## START

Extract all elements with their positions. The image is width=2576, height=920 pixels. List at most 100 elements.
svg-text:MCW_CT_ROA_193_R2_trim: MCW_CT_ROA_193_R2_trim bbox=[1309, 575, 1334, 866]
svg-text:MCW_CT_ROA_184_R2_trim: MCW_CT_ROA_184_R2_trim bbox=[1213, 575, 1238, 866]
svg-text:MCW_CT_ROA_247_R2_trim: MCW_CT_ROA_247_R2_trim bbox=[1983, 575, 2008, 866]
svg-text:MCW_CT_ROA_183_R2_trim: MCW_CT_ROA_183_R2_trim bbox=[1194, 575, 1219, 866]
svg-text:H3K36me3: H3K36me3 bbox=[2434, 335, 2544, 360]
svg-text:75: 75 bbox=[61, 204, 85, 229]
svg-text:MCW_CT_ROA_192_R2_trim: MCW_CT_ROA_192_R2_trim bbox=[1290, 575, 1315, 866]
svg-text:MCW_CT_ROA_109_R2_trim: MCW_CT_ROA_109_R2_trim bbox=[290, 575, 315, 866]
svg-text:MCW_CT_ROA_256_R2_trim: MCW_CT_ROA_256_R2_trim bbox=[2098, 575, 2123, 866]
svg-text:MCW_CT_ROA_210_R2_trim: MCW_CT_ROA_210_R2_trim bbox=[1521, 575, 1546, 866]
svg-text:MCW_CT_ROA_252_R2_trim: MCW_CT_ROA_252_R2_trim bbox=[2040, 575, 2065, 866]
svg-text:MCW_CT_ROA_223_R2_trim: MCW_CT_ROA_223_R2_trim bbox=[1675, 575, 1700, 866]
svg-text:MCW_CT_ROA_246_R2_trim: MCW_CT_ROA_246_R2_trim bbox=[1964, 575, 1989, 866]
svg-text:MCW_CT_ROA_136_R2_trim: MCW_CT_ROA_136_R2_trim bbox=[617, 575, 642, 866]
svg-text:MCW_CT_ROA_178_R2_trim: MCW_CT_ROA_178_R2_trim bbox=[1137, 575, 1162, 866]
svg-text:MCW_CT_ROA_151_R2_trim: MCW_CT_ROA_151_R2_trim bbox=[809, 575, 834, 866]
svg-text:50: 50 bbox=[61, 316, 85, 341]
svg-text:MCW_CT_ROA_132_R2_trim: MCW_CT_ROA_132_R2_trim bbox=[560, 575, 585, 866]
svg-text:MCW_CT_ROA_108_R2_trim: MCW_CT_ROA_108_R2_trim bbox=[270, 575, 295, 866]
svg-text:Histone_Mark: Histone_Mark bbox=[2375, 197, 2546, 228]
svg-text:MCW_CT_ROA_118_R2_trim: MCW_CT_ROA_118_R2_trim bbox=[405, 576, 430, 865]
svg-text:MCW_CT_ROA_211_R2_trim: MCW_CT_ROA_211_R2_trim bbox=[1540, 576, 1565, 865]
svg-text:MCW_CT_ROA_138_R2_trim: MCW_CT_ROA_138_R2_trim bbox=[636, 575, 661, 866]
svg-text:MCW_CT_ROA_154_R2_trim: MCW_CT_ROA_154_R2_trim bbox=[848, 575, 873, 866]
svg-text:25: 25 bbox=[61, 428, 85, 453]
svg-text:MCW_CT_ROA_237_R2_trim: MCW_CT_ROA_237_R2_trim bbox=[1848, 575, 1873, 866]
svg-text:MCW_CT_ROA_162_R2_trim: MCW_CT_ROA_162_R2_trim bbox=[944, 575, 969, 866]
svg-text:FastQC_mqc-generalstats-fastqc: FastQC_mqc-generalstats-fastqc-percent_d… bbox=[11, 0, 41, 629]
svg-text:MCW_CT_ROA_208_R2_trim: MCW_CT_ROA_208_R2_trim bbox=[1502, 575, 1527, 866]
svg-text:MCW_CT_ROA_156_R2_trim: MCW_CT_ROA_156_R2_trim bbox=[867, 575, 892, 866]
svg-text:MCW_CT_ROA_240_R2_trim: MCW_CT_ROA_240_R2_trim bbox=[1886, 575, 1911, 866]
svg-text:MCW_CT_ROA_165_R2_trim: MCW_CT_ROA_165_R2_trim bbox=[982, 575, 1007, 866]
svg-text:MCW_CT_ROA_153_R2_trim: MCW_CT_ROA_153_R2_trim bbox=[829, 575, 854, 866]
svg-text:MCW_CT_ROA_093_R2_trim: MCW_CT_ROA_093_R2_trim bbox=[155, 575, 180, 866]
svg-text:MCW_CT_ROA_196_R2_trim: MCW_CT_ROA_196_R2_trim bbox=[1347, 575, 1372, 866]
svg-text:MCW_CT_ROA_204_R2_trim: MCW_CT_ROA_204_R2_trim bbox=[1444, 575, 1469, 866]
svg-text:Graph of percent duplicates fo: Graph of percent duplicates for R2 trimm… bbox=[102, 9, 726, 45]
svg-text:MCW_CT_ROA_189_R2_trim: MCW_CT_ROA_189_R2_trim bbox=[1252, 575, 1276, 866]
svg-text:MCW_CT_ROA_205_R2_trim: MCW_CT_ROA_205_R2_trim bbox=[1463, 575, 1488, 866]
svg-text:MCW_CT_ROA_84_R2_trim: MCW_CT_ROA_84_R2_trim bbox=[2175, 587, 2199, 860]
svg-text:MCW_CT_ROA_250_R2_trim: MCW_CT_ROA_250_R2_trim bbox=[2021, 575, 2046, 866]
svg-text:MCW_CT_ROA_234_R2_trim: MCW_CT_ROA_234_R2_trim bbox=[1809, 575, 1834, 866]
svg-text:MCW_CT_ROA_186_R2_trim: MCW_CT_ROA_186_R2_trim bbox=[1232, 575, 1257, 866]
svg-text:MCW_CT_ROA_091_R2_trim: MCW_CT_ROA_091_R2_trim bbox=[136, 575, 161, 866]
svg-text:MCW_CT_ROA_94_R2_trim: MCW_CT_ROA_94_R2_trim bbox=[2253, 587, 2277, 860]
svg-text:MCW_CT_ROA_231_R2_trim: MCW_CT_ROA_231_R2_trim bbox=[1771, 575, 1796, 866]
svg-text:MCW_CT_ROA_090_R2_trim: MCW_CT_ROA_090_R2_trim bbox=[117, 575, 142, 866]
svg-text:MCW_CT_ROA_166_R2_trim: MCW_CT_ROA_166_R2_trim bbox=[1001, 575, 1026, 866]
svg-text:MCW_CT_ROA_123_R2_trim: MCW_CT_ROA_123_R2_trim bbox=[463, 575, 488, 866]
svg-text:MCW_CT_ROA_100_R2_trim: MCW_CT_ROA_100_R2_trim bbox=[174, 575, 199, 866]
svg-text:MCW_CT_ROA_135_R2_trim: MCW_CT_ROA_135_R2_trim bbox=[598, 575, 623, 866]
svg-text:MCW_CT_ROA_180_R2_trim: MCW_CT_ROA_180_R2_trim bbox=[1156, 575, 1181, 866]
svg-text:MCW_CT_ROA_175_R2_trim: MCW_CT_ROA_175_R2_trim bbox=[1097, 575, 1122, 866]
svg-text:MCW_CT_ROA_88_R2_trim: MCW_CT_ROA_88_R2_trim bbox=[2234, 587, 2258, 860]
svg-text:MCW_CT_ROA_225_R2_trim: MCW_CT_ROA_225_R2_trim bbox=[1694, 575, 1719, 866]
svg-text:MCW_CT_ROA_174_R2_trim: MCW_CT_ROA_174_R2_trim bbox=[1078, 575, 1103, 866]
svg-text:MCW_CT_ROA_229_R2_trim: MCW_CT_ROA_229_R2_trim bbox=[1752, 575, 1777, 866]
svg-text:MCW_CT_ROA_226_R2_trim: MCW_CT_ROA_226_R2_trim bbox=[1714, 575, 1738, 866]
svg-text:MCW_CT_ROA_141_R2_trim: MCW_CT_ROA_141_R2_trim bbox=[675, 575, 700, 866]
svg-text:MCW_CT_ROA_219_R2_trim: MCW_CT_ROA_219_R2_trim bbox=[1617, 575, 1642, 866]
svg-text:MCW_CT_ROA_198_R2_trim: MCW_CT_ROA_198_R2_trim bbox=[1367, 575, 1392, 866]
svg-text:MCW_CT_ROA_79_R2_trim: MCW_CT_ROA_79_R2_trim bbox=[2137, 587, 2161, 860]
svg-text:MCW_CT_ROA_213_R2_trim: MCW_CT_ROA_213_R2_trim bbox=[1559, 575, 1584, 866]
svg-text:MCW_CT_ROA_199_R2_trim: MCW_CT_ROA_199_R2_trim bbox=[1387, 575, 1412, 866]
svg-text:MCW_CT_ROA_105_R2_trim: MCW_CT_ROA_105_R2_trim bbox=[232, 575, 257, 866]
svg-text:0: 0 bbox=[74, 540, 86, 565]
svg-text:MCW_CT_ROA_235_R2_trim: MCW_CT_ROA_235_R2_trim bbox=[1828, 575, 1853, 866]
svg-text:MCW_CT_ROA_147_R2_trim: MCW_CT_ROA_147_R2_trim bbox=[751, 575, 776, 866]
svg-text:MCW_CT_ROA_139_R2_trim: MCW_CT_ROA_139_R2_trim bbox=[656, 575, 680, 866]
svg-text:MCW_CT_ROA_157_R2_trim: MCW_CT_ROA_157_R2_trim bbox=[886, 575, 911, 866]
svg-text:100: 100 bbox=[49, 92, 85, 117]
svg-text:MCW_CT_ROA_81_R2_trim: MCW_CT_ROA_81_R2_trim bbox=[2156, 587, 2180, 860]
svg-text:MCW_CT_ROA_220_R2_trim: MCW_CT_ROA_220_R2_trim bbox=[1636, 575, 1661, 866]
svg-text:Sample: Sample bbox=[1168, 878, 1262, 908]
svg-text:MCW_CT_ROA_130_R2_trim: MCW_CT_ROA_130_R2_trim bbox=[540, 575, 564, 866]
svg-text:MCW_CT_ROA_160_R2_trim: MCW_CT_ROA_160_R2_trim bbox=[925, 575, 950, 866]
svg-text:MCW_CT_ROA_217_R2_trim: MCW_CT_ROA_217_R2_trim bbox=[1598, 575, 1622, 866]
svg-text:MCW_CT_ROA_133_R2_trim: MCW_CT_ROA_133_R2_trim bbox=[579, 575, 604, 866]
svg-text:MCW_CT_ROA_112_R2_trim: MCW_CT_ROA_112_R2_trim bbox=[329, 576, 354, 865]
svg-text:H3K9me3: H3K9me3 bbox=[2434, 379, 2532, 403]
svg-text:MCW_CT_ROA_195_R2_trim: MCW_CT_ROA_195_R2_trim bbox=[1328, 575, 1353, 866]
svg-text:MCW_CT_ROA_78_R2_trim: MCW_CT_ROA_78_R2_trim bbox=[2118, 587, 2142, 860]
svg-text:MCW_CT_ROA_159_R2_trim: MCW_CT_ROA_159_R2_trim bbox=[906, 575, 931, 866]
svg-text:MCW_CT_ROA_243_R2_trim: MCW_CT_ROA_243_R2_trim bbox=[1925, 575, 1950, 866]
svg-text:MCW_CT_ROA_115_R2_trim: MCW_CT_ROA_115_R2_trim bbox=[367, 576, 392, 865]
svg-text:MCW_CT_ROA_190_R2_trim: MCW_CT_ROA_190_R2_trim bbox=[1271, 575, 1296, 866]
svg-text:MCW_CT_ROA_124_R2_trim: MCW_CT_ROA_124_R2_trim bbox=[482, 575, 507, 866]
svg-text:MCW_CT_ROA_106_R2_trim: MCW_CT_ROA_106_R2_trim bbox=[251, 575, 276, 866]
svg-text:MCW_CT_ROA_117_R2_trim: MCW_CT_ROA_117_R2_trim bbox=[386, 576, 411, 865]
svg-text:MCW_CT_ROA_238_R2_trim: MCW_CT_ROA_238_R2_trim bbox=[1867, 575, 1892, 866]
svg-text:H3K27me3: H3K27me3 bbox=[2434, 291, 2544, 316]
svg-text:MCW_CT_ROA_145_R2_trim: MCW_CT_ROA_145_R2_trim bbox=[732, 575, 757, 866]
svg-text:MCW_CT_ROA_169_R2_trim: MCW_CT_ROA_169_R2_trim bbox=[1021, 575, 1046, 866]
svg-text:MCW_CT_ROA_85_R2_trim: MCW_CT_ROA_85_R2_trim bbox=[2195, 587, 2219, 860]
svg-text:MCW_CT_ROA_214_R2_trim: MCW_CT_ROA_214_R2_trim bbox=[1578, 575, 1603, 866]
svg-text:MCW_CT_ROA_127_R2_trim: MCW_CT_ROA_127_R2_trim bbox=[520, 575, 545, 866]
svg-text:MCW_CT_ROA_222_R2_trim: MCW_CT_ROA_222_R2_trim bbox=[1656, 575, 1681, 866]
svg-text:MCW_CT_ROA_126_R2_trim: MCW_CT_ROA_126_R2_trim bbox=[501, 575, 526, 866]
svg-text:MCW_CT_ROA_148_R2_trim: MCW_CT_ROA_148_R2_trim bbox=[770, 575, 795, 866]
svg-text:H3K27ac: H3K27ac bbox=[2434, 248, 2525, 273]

## END

→ WHAT IS ASKED
Quote verbatim the rows from the very first one up to and including the row containing "575, 1238, 866]".

→ WORKED ANSWER
Extract all elements with their positions. The image is width=2576, height=920 pixels. List at most 100 elements.
svg-text:MCW_CT_ROA_193_R2_trim: MCW_CT_ROA_193_R2_trim bbox=[1309, 575, 1334, 866]
svg-text:MCW_CT_ROA_184_R2_trim: MCW_CT_ROA_184_R2_trim bbox=[1213, 575, 1238, 866]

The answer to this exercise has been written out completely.